(Data items)

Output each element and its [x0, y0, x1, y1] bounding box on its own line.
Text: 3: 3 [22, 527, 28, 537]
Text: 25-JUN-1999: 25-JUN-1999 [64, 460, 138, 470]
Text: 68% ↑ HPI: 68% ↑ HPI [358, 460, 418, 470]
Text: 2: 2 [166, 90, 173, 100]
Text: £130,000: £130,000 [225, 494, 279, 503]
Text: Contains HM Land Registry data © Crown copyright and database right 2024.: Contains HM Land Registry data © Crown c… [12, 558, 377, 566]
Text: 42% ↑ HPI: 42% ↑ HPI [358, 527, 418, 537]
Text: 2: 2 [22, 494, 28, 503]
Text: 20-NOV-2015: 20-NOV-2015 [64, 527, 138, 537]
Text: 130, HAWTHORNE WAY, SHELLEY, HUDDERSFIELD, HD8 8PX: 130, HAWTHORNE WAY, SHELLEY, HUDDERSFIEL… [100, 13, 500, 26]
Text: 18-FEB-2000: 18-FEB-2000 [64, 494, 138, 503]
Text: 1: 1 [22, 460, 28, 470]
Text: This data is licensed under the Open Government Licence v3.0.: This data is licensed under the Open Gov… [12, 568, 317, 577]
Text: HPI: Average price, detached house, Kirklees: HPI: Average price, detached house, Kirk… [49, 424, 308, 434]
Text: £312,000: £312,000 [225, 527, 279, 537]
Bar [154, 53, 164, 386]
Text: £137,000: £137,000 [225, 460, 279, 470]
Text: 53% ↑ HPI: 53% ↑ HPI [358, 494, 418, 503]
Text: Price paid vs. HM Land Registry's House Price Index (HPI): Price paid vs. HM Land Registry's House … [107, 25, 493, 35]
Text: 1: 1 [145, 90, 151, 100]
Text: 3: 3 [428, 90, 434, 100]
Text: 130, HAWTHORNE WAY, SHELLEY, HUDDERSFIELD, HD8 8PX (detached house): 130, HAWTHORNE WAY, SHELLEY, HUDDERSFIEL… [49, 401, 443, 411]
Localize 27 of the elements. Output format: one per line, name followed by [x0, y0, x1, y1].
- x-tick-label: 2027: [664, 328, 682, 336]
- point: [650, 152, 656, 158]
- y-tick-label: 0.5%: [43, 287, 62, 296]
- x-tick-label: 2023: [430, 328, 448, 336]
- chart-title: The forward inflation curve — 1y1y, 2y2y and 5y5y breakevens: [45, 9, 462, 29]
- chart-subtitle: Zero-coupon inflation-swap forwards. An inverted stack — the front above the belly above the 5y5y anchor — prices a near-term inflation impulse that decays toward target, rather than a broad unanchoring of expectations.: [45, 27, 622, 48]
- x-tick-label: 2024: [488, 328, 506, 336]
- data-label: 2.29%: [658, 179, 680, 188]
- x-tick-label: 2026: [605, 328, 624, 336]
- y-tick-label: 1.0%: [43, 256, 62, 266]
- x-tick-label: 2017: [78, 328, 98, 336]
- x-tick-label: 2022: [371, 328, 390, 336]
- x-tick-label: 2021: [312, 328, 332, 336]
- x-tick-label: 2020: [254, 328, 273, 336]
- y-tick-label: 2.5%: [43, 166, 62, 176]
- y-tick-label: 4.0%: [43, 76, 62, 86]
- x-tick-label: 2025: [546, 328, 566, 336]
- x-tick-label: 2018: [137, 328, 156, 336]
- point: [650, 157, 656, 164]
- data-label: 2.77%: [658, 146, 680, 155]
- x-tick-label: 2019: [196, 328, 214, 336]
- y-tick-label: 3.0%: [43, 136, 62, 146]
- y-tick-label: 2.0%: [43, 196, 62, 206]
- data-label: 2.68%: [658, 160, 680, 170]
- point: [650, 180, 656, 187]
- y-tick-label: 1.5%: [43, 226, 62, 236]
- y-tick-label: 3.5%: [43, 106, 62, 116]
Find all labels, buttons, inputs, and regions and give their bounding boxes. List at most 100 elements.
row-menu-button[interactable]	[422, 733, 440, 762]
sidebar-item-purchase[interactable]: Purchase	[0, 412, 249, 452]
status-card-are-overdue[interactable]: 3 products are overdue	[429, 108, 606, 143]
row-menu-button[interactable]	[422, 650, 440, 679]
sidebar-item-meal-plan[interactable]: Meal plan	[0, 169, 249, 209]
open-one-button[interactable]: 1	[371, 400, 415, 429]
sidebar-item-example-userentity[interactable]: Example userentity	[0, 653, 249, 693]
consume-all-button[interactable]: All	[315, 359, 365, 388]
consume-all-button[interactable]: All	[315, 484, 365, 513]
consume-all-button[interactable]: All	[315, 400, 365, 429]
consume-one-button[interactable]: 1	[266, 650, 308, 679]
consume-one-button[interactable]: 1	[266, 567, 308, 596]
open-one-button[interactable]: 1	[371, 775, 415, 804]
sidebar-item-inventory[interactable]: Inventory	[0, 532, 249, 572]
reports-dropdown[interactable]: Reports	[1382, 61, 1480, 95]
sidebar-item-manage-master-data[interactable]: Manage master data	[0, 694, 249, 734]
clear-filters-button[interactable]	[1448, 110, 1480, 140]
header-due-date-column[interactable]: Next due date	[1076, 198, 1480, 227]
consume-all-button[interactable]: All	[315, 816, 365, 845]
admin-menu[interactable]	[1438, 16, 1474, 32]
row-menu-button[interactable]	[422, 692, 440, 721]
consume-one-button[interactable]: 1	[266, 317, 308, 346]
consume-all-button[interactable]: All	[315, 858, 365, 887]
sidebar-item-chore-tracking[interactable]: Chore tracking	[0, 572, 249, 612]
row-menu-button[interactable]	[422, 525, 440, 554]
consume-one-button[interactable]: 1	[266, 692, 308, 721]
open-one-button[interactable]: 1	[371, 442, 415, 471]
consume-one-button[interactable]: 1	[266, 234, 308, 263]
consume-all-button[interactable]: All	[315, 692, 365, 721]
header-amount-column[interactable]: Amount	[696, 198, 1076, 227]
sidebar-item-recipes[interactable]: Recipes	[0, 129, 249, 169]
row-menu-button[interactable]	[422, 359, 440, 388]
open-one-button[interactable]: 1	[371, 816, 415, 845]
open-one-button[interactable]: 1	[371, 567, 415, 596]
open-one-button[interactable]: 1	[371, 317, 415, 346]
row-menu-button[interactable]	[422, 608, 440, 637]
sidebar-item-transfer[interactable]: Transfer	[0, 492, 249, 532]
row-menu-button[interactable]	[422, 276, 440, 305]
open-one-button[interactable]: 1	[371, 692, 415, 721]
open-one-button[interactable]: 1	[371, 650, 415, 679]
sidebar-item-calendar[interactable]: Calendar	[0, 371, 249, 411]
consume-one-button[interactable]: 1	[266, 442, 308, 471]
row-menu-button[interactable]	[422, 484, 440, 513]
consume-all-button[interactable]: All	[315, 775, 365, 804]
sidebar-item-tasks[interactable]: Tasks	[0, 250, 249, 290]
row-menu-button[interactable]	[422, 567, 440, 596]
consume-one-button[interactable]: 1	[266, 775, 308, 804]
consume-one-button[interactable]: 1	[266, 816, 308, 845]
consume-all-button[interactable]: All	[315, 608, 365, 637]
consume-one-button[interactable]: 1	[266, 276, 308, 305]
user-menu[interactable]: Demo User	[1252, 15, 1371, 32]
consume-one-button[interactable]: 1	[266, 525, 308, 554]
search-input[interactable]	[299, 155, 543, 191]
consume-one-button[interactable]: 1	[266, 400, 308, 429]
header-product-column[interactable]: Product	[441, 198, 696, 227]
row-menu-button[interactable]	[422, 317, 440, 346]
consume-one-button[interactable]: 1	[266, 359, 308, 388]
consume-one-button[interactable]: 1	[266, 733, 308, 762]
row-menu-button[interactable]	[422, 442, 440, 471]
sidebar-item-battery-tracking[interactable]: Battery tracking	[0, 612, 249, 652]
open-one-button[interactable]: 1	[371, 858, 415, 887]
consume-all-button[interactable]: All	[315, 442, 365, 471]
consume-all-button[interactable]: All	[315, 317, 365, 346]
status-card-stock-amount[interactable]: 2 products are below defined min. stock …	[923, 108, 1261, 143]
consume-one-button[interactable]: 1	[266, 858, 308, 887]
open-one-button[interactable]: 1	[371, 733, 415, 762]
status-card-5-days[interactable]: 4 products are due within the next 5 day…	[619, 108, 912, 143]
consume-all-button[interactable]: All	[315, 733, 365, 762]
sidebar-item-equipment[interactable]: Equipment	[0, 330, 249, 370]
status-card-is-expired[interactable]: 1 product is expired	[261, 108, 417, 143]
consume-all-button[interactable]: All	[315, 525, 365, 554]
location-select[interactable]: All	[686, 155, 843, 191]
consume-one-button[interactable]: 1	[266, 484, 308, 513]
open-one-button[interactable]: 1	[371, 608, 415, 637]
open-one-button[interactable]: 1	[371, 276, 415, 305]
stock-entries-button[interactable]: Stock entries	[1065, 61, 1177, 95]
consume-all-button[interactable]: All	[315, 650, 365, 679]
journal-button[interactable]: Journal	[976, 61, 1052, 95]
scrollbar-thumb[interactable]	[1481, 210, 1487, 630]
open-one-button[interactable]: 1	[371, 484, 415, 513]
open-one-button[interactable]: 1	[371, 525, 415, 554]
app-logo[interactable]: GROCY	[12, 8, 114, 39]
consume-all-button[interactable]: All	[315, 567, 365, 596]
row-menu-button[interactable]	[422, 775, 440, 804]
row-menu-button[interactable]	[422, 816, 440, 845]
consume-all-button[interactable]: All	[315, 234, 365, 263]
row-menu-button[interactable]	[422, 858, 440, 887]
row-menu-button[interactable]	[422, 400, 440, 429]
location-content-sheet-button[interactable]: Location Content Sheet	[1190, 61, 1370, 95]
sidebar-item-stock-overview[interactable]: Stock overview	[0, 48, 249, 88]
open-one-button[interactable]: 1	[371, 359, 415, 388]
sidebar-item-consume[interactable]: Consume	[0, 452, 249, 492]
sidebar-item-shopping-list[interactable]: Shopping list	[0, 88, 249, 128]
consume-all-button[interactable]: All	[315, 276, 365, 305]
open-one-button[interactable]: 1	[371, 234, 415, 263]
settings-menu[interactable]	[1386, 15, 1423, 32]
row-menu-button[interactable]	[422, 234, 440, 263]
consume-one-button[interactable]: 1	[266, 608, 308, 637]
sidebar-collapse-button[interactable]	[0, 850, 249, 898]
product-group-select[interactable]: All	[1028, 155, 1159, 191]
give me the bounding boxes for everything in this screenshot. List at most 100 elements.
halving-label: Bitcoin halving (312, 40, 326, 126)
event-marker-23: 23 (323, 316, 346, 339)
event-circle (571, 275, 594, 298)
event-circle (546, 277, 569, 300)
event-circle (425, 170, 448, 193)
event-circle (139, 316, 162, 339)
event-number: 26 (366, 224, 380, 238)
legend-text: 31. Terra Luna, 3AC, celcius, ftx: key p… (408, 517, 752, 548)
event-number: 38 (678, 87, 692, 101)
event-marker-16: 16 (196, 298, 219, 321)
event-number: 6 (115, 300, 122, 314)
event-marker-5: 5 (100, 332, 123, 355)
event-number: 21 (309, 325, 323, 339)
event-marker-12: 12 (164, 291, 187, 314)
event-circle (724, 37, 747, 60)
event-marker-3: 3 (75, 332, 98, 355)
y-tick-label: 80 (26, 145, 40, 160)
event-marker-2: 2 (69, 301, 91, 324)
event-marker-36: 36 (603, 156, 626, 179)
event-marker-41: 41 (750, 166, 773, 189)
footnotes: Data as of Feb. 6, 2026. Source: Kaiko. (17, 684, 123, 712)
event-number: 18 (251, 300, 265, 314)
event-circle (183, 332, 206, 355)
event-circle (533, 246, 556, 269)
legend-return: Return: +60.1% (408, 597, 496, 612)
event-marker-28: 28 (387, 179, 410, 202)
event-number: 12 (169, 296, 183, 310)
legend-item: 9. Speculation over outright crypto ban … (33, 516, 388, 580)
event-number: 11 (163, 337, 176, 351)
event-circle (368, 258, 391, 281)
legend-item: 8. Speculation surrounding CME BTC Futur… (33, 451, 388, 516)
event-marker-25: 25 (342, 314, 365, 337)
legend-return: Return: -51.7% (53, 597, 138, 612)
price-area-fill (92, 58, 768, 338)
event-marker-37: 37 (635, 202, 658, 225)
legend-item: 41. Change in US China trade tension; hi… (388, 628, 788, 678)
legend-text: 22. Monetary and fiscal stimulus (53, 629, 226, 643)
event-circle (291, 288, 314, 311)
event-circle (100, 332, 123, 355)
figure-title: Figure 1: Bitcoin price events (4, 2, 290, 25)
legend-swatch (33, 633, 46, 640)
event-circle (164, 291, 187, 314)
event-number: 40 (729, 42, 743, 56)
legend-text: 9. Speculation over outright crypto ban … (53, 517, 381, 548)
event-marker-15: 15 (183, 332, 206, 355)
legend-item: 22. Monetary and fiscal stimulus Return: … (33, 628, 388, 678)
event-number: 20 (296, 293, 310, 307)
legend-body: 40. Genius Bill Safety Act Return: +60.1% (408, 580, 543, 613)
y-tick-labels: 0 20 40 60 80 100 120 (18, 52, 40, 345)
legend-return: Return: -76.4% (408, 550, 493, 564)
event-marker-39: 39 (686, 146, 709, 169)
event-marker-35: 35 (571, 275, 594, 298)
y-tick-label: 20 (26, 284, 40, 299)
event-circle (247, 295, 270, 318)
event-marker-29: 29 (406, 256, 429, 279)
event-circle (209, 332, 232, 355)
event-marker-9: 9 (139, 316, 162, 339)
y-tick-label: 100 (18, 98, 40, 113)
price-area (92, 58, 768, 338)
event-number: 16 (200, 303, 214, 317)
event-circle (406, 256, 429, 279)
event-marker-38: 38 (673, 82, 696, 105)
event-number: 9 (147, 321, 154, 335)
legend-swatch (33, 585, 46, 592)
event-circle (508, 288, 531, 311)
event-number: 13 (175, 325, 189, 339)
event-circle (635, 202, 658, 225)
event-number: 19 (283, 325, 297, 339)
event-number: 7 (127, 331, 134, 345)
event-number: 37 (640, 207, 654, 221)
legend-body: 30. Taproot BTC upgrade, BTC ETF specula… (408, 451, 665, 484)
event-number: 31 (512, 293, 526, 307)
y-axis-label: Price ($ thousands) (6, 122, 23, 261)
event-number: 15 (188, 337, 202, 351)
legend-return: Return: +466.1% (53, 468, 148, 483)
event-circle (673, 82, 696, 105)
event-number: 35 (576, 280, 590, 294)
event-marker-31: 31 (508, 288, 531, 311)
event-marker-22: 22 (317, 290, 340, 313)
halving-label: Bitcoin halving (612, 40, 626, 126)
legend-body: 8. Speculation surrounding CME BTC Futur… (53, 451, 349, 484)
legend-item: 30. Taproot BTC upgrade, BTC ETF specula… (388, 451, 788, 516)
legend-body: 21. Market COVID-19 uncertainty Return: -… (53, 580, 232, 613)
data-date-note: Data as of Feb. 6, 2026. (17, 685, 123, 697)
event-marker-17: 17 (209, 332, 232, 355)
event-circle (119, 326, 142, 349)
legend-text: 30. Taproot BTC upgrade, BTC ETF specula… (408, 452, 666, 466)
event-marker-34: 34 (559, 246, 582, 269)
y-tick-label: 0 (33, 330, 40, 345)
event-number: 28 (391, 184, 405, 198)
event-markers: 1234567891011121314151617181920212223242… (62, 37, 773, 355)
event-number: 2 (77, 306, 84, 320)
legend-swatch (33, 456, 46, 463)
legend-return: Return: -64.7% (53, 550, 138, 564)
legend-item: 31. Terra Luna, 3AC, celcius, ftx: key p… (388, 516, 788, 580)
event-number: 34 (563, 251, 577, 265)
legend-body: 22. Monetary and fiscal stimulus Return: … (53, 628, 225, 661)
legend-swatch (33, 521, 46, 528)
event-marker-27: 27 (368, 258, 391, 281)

_PROMPT:_
Starting at the first line and going on through the line containing "- x-tick-label: 2022: [371, 328, 390, 336]", write out those lines as a numbered list, leaving out any blank lines.

_REPLY TO THE EXERCISE:_
1. Output each element and its [x0, y0, x1, y1] bounding box on its own line.
2. Text: 3: 3 [22, 527, 28, 537]
3. Text: 25-JUN-1999: 25-JUN-1999 [64, 460, 138, 470]
4. Text: 68% ↑ HPI: 68% ↑ HPI [358, 460, 418, 470]
5. Text: 2: 2 [166, 90, 173, 100]
6. Text: £130,000: £130,000 [225, 494, 279, 503]
7. Text: Contains HM Land Registry data © Crown copyright and database right 2024.: Contains HM Land Registry data © Crown c… [12, 558, 377, 566]
8. Text: 42% ↑ HPI: 42% ↑ HPI [358, 527, 418, 537]
9. Text: 2: 2 [22, 494, 28, 503]
10. Text: 20-NOV-2015: 20-NOV-2015 [64, 527, 138, 537]
11. Text: 130, HAWTHORNE WAY, SHELLEY, HUDDERSFIELD, HD8 8PX: 130, HAWTHORNE WAY, SHELLEY, HUDDERSFIEL… [100, 13, 500, 26]
12. Text: 18-FEB-2000: 18-FEB-2000 [64, 494, 138, 503]
13. Text: 1: 1 [22, 460, 28, 470]
14. Text: This data is licensed under the Open Government Licence v3.0.: This data is licensed under the Open Gov… [12, 568, 317, 577]
15. Text: HPI: Average price, detached house, Kirklees: HPI: Average price, detached house, Kirk… [49, 424, 308, 434]
16. Text: £312,000: £312,000 [225, 527, 279, 537]
17. Bar [154, 53, 164, 386]
18. Text: £137,000: £137,000 [225, 460, 279, 470]
19. Text: 53% ↑ HPI: 53% ↑ HPI [358, 494, 418, 503]
20. Text: Price paid vs. HM Land Registry's House Price Index (HPI): Price paid vs. HM Land Registry's House … [107, 25, 493, 35]
21. Text: 1: 1 [145, 90, 151, 100]
22. Text: 3: 3 [428, 90, 434, 100]
23. Text: 130, HAWTHORNE WAY, SHELLEY, HUDDERSFIELD, HD8 8PX (detached house): 130, HAWTHORNE WAY, SHELLEY, HUDDERSFIEL… [49, 401, 443, 411]
24. Localize 27 of the elements. Output format: one per line, name followed by [x0, y0, x1, y1].
25. - x-tick-label: 2027: [664, 328, 682, 336]
26. - point: [650, 152, 656, 158]
27. - y-tick-label: 0.5%: [43, 287, 62, 296]
28. - x-tick-label: 2023: [430, 328, 448, 336]
29. - chart-title: The forward inflation curve — 1y1y, 2y2y and 5y5y breakevens: [45, 9, 462, 29]
30. - chart-subtitle: Zero-coupon inflation-swap forwards. An inverted stack — the front above the belly above the 5y5y anchor — prices a near-term inflation impulse that decays toward target, rather than a broad unanchoring of expectations.: [45, 27, 622, 48]
31. - x-tick-label: 2024: [488, 328, 506, 336]
32. - data-label: 2.29%: [658, 179, 680, 188]
33. - x-tick-label: 2026: [605, 328, 624, 336]
34. - y-tick-label: 1.0%: [43, 256, 62, 266]
35. - x-tick-label: 2017: [78, 328, 98, 336]
36. - x-tick-label: 2022: [371, 328, 390, 336]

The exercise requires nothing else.